- **Stated goal**:
Could you output each line of the data that follows exactly?

- **Data rows**:
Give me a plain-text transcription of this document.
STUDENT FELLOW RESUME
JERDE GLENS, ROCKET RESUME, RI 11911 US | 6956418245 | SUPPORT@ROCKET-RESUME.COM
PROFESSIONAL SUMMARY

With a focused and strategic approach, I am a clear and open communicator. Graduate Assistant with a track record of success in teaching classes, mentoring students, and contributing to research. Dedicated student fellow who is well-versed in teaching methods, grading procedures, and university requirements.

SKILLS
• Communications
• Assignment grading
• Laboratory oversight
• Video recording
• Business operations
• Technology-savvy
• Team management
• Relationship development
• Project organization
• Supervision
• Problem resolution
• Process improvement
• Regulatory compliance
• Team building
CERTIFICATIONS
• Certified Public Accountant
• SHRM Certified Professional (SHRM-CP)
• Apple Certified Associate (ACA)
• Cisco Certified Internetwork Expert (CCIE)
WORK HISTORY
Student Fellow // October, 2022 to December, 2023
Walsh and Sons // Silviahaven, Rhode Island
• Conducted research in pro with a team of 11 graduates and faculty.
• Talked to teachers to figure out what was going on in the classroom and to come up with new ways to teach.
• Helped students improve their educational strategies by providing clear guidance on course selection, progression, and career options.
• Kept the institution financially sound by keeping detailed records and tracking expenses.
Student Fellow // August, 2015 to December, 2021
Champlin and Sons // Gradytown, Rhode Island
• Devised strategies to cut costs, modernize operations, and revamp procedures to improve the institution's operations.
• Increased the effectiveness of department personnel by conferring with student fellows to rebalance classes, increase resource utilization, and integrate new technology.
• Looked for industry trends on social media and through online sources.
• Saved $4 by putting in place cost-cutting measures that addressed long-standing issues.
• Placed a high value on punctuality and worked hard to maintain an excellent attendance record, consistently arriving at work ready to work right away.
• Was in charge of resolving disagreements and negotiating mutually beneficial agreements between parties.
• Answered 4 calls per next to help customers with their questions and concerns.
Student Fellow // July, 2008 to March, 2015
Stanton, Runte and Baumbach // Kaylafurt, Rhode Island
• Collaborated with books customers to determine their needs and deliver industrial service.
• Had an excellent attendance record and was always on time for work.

- **Expected answer**:
Give me a plain-text transcription of this document.
STUDENT FELLOW RESUME
JERDE GLENS, ROCKET RESUME, RI 11911 US | 6956418245 | SUPPORT@ROCKET-RESUME.COM
PROFESSIONAL SUMMARY

With a focused and strategic approach, I am a clear and open communicator. Graduate Assistant with a track record of success in teaching classes, mentoring students, and contributing to research. Dedicated student fellow who is well-versed in teaching methods, grading procedures, and university requirements.

SKILLS
• Communications
• Assignment grading
• Laboratory oversight
• Video recording
• Business operations
• Technology-savvy
• Team management
• Relationship development
• Project organization
• Supervision
• Problem resolution
• Process improvement
• Regulatory compliance
• Team building
CERTIFICATIONS
• Certified Public Accountant
• SHRM Certified Professional (SHRM-CP)
• Apple Certified Associate (ACA)
• Cisco Certified Internetwork Expert (CCIE)
WORK HISTORY
Student Fellow // October, 2022 to December, 2023
Walsh and Sons // Silviahaven, Rhode Island
• Conducted research in pro with a team of 11 graduates and faculty.
• Talked to teachers to figure out what was going on in the classroom and to come up with new ways to teach.
• Helped students improve their educational strategies by providing clear guidance on course selection, progression, and career options.
• Kept the institution financially sound by keeping detailed records and tracking expenses.
Student Fellow // August, 2015 to December, 2021
Champlin and Sons // Gradytown, Rhode Island
• Devised strategies to cut costs, modernize operations, and revamp procedures to improve the institution's operations.
• Increased the effectiveness of department personnel by conferring with student fellows to rebalance classes, increase resource utilization, and integrate new technology.
• Looked for industry trends on social media and through online sources.
• Saved $4 by putting in place cost-cutting measures that addressed long-standing issues.
• Placed a high value on punctuality and worked hard to maintain an excellent attendance record, consistently arriving at work ready to work right away.
• Was in charge of resolving disagreements and negotiating mutually beneficial agreements between parties.
• Answered 4 calls per next to help customers with their questions and concerns.
Student Fellow // July, 2008 to March, 2015
Stanton, Runte and Baumbach // Kaylafurt, Rhode Island
• Collaborated with books customers to determine their needs and deliver industrial service.
• Had an excellent attendance record and was always on time for work.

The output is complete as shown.